--- start PROVIDED ENTRIES ---

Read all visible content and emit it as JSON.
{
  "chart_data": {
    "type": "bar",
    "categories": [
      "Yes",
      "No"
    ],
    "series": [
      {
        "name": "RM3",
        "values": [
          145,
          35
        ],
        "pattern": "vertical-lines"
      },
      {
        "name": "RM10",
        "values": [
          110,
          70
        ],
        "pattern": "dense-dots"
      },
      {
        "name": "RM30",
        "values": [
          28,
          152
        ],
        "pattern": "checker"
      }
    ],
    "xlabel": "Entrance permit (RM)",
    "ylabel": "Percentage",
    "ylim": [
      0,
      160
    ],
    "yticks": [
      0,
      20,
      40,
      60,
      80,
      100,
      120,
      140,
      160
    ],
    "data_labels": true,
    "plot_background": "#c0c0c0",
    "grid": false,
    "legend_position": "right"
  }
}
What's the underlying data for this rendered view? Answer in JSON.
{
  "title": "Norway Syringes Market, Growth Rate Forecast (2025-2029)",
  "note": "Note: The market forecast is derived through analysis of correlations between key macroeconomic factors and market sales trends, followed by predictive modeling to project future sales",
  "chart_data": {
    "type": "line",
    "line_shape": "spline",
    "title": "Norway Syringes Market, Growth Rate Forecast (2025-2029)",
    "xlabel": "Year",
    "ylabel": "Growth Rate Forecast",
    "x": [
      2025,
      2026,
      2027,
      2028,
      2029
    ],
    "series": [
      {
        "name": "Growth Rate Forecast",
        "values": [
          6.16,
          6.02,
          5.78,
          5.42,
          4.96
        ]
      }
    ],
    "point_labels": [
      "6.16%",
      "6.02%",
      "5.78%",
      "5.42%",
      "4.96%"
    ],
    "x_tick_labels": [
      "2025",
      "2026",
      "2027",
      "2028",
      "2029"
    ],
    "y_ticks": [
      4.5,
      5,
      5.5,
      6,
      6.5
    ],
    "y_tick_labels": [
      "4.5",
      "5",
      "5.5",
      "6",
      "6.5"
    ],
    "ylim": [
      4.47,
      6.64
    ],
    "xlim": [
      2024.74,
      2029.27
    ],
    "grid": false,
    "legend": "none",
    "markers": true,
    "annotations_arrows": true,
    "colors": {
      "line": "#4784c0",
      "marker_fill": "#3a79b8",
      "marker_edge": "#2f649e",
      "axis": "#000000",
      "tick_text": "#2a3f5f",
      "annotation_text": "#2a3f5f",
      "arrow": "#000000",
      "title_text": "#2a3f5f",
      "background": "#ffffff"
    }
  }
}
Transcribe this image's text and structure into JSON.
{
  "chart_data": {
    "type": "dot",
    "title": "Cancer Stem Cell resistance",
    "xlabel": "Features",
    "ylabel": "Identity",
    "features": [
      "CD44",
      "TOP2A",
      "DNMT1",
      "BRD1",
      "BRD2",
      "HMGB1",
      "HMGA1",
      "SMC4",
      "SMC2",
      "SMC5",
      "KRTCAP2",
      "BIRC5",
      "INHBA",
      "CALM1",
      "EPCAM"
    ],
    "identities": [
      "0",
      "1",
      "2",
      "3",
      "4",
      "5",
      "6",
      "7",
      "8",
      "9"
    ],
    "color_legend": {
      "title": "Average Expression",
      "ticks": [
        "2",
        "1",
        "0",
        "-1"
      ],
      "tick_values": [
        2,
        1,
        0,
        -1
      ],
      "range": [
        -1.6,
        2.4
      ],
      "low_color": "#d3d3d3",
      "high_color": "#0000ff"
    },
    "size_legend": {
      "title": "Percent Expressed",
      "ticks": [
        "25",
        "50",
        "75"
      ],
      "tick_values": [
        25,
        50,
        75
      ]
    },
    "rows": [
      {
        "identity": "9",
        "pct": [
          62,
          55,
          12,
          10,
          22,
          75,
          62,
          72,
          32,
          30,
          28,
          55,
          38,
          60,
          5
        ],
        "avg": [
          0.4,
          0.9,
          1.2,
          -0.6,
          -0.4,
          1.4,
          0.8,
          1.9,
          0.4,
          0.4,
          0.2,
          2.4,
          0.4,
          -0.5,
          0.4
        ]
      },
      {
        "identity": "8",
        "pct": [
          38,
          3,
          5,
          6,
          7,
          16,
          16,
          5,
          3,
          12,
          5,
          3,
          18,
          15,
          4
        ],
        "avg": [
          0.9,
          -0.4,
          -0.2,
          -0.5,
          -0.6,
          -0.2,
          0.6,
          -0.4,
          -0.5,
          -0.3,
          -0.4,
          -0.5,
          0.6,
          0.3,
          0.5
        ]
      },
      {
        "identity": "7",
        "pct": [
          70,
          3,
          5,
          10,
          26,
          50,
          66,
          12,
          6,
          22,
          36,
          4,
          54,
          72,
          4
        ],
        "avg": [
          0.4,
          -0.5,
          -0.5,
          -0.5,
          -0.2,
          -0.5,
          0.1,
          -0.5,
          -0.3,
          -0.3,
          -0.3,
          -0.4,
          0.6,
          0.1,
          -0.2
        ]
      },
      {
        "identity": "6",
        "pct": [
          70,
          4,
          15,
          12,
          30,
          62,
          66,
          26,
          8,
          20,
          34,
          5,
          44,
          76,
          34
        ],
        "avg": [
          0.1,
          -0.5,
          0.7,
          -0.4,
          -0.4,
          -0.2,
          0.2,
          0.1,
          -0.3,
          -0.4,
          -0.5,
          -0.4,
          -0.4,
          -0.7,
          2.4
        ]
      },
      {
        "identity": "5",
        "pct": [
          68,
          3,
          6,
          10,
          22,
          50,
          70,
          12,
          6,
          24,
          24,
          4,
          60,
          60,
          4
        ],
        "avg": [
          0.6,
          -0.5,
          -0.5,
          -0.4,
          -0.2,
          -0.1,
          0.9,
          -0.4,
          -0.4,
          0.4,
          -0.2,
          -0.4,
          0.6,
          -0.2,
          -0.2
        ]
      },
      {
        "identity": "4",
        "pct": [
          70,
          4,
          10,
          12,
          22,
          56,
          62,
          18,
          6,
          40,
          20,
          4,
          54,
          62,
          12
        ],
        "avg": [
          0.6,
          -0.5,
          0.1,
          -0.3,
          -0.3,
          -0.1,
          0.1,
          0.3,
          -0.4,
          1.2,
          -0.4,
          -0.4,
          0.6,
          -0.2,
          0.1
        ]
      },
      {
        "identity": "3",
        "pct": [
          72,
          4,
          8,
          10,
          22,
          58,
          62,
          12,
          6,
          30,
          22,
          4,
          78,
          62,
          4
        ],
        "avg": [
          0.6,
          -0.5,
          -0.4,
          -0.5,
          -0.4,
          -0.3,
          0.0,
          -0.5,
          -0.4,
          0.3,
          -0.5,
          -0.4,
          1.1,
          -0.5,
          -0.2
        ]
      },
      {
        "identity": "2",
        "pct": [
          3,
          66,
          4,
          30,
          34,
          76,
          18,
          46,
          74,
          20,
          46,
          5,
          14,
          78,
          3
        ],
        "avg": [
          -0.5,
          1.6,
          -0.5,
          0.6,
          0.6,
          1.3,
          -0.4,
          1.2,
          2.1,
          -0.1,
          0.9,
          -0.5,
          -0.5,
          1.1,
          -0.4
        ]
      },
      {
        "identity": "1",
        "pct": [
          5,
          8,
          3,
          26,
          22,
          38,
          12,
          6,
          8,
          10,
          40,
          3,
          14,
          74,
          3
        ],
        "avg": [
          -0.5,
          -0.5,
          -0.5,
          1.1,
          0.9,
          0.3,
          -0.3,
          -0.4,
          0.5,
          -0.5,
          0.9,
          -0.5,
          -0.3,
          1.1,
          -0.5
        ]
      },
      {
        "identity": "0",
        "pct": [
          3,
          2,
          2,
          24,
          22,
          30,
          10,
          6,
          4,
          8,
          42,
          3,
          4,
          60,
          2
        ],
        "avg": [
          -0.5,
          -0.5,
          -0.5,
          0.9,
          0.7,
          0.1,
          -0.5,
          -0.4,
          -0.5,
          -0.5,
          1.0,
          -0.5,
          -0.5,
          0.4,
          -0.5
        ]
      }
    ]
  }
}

--- end PROVIDED ENTRIES ---

→ **EXERCISE**:
List every line above that contains the word "Syringes".

→ **RESPONSE**:
  "title": "Norway Syringes Market, Growth Rate Forecast (2025-2029)",
    "title": "Norway Syringes Market, Growth Rate Forecast (2025-2029)",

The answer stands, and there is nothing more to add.